* **Written instruction**
Please give the data below again in full, exactly as it stands.

[Lines of data]
====

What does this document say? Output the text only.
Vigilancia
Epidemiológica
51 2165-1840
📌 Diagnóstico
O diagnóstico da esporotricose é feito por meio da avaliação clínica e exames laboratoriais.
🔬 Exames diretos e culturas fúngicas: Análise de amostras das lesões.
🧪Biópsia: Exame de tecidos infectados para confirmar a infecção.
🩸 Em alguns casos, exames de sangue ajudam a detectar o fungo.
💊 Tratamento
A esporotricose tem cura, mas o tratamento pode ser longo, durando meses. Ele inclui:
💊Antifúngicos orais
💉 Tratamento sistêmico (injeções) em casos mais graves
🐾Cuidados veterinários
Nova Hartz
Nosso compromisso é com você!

====

* **Written reply**
What does this document say? Output the text only.
Vigilancia
Epidemiológica
51 2165-1840
📌 Diagnóstico
O diagnóstico da esporotricose é feito por meio da avaliação clínica e exames laboratoriais.
🔬 Exames diretos e culturas fúngicas: Análise de amostras das lesões.
🧪Biópsia: Exame de tecidos infectados para confirmar a infecção.
🩸 Em alguns casos, exames de sangue ajudam a detectar o fungo.
💊 Tratamento
A esporotricose tem cura, mas o tratamento pode ser longo, durando meses. Ele inclui:
💊Antifúngicos orais
💉 Tratamento sistêmico (injeções) em casos mais graves
🐾Cuidados veterinários
Nova Hartz
Nosso compromisso é com você!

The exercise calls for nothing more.